--- begin RECORDS FOR THE TASK ---

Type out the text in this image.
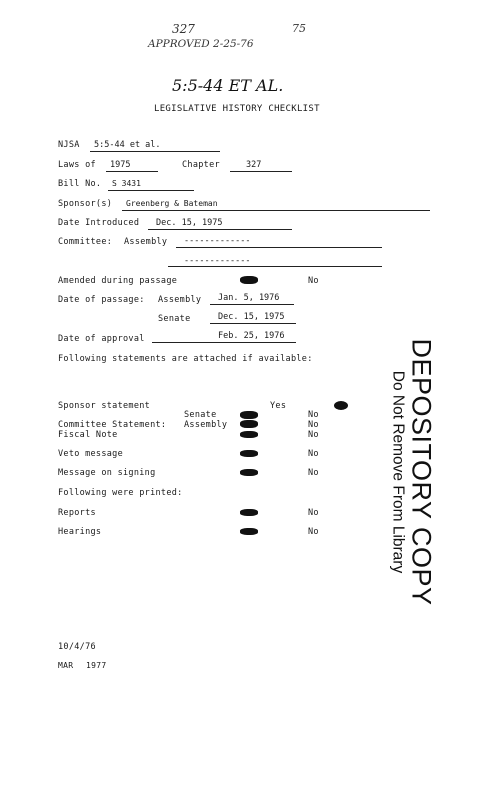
327	75
APPROVED 2-25-76
5:5-44 ET AL.
LEGISLATIVE HISTORY CHECKLIST
NJSA 5:5-44 et al.
Laws of 1975	Chapter	327
Bill No. S 3431
Sponsor(s) Greenberg & Bateman
Date Introduced Dec. 15, 1975
Committee: Assembly -------------
-------------
Amended during passage	No
Date of passage: Assembly Jan. 5, 1976
Senate	Dec. 15, 1975
Date of approval	Feb. 25, 1976
Following statements are attached if available:
Sponsor statement	Yes
Committee Statement: Assembly	No
Senate	No
Fiscal Note	No
Veto message	No
Message on signing	No
Following were printed:
Reports	No
Hearings	No
10/4/76
MAR 1977
DEPOSITORY COPY
Do Not Remove From Library
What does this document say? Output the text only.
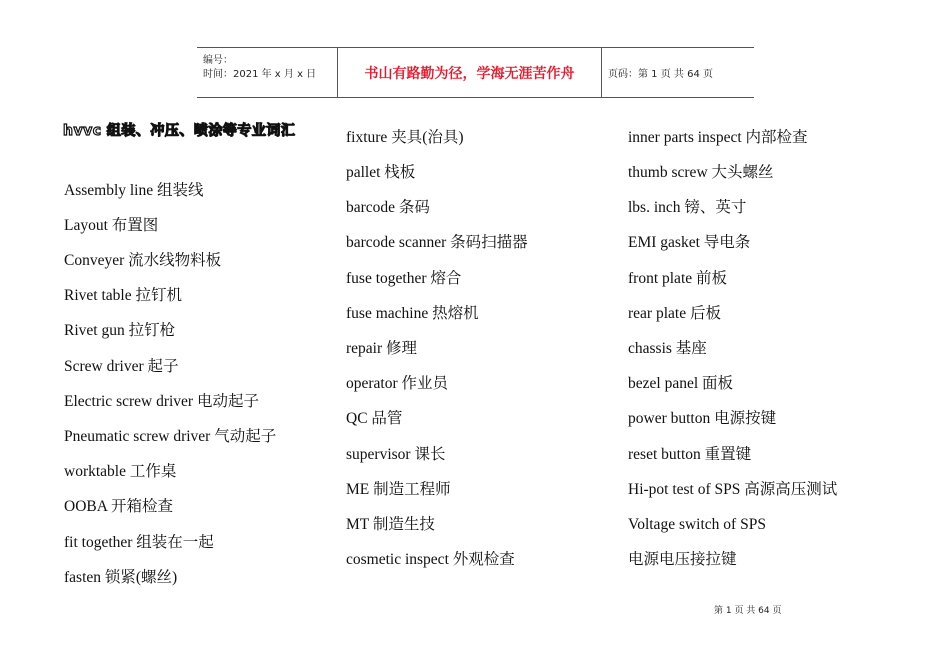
编号：
时间：2021 年 x 月 x 日	书山有路勤为径，学海无涯苦作舟	页码：第 1 页 共 64 页
hvvc 组装、冲压、喷涂等专业词汇
Assembly line 组装线
Layout 布置图
Conveyer 流水线物料板
Rivet table 拉钉机
Rivet gun 拉钉枪
Screw driver 起子
Electric screw driver 电动起子
Pneumatic screw driver 气动起子
worktable 工作桌
OOBA 开箱检查
fit together 组装在一起
fasten 锁紧(螺丝)
fixture 夹具(治具)
pallet 栈板
barcode 条码
barcode scanner 条码扫描器
fuse together 熔合
fuse machine 热熔机
repair 修理
operator 作业员
QC 品管
supervisor 课长
ME 制造工程师
MT 制造生技
cosmetic inspect 外观检查
inner parts inspect 内部检查
thumb screw 大头螺丝
lbs. inch 镑、英寸
EMI gasket 导电条
front plate 前板
rear plate 后板
chassis 基座
bezel panel 面板
power button 电源按键
reset button 重置键
Hi-pot test of SPS 高源高压测试
Voltage switch of SPS
电源电压接拉键
第 1 页 共 64 页
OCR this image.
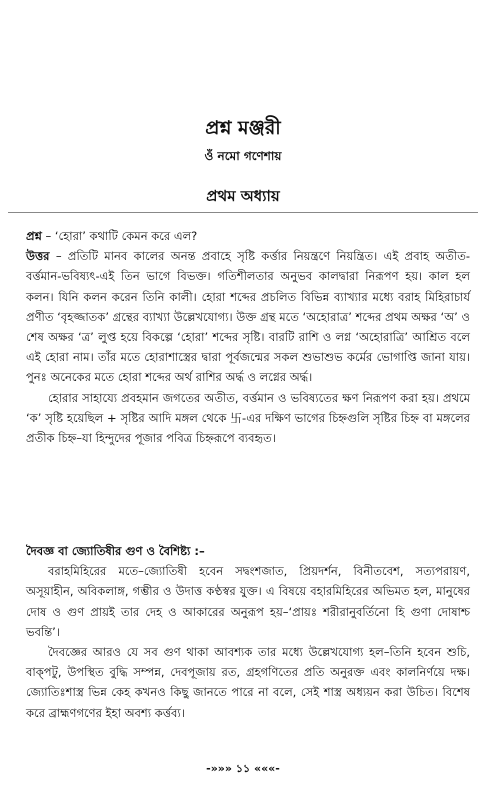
প্রশ্ন মঞ্জরী
ওঁ নমো গণেশায়
প্রথম অধ্যায়

প্রশ্ন – ‘হোরা’ কথাটি কেমন করে এল?

উত্তর – প্রতিটি মানব কালের অনন্ত প্রবাহে সৃষ্টি কর্ত্তার নিয়ন্ত্রণে নিয়ন্ত্রিত। এই প্রবাহ অতীত-বর্ত্তমান-ভবিষ্যৎ-এই তিন ভাগে বিভক্ত। গতিশীলতার অনুভব কালদ্বারা নিরূপণ হয়। কাল হল কলন। যিনি কলন করেন তিনি কালী। হোরা শব্দের প্রচলিত বিভিন্ন ব্যাখ্যার মধ্যে বরাহ মিহিরাচার্য প্রণীত ‘বৃহজ্জাতক’ গ্রন্থের ব্যাখ্যা উল্লেখযোগ্য। উক্ত গ্রন্থ মতে ‘অহোরাত্র’ শব্দের প্রথম অক্ষর ‘অ’ ও শেষ অক্ষর ‘ত্র’ লুপ্ত হয়ে বিকল্পে ‘হোরা’ শব্দের সৃষ্টি। বারটি রাশি ও লগ্ন ‘অহোরাত্রি’ আশ্রিত বলে এই হোরা নাম। তাঁর মতে হোরাশাস্ত্রের দ্বারা পূর্বজন্মের সকল শুভাশুভ কর্মের ভোগাপ্তি জানা যায়। পুনঃ অনেকের মতে হোরা শব্দের অর্থ রাশির অর্দ্ধ ও লগ্নের অর্দ্ধ।

হোরার সাহায্যে প্রবহমান জগতের অতীত, বর্ত্তমান ও ভবিষ্যতের ক্ষণ নিরূপণ করা হয়। প্রথমে ‘ক’ সৃষ্টি হয়েছিল + সৃষ্টির আদি মঙ্গল থেকে 卐-এর দক্ষিণ ভাগের চিহ্নগুলি সৃষ্টির চিহ্ন বা মঙ্গলের প্রতীক চিহ্ন–যা হিন্দুদের পূজার পবিত্র চিহ্নরূপে ব্যবহৃত।

দৈবজ্ঞ বা জ্যোতিষীর গুণ ও বৈশিষ্ট্য :–

বরাহমিহিরের মতে–জ্যোতিষী হবেন সদ্বংশজাত, প্রিয়দর্শন, বিনীতবেশ, সত্যপরায়ণ, অসূয়াহীন, অবিকলাঙ্গ, গম্ভীর ও উদাত্ত কণ্ঠস্বর যুক্ত। এ বিষয়ে বহারমিহিরের অভিমত হল, মানুষের দোষ ও গুণ প্রায়ই তার দেহ ও আকারের অনুরূপ হয়–‘প্রায়ঃ শরীরানুবর্তিনো হি গুণা দোষাশ্চ ভবন্তি’।

দৈবজ্ঞের আরও যে সব গুণ থাকা আবশ্যক তার মধ্যে উল্লেখযোগ্য হল–তিনি হবেন শুচি, বাক্‌পটু, উপস্থিত বুদ্ধি সম্পন্ন, দেবপূজায় রত, গ্রহগণিতের প্রতি অনুরক্ত এবং কালনির্ণয়ে দক্ষ। জ্যোতিঃশাস্ত্র ভিন্ন কেহ কখনও কিছু জানতে পারে না বলে, সেই শাস্ত্র অধ্যয়ন করা উচিত। বিশেষ করে ব্রাহ্মণগণের ইহা অবশ্য কর্ত্তব্য।

-»»» ১১ «««-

--- end RECORDS FOR THE TASK ---

**EXERCISE GOAL**
Note how many lines in the listing above hold the string "image", then give only that figure.

**FINAL RESULT**
2